(Stored records)

########

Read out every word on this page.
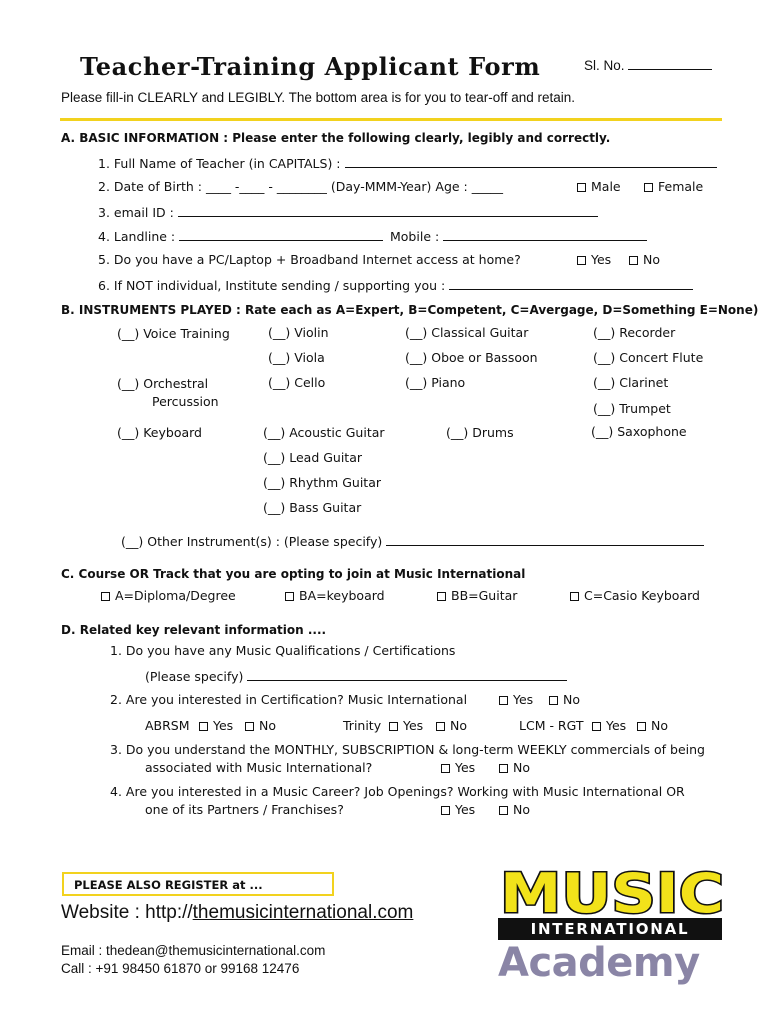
Teacher-Training Applicant Form	Sl. No.
Please fill-in CLEARLY and LEGIBLY. The bottom area is for you to tear-off and retain.
A. BASIC INFORMATION : Please enter the following clearly, legibly and correctly.
1. Full Name of Teacher (in CAPITALS) :
2. Date of Birth : ____ -____ - ________ (Day-MMM-Year) Age : _____	Male	Female
3. email ID :
4. Landline :	Mobile :
5. Do you have a PC/Laptop + Broadband Internet access at home?	Yes	No
6. If NOT individual, Institute sending / supporting you :
B. INSTRUMENTS PLAYED : Rate each as A=Expert, B=Competent, C=Avergage, D=Something E=None)
(__) Voice Training	(__) Violin	(__) Classical Guitar	(__) Recorder
(__) Viola	(__) Oboe or Bassoon	(__) Concert Flute
(__) Orchestral
Percussion
(__) Cello	(__) Piano	(__) Clarinet
(__) Trumpet
(__) Keyboard	(__) Acoustic Guitar	(__) Drums	(__) Saxophone
(__) Lead Guitar
(__) Rhythm Guitar
(__) Bass Guitar
(__) Other Instrument(s) : (Please specify)
C. Course OR Track that you are opting to join at Music International
A=Diploma/Degree	BA=keyboard	BB=Guitar	C=Casio Keyboard
D. Related key relevant information ....
1. Do you have any Music Qualifications / Certifications
(Please specify)
2. Are you interested in Certification? Music International	Yes	No
ABRSM	Yes	No	Trinity	Yes	No	LCM - RGT	Yes	No
3. Do you understand the MONTHLY, SUBSCRIPTION & long-term WEEKLY commercials of being
associated with Music International?	Yes	No
4. Are you interested in a Music Career? Job Openings? Working with Music International OR
one of its Partners / Franchises?	Yes	No
PLEASE ALSO REGISTER at ...
Website : http://themusicinternational.com
Email : thedean@themusicinternational.com
Call : +91 98450 61870 or 99168 12476
MUSIC
INTERNATIONAL
Academy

########

◆ Exercise
Copy each line of the listing that holds the word "themusicinternational".

◆ Answer for the task
Website : http://themusicinternational.com
Email : thedean@themusicinternational.com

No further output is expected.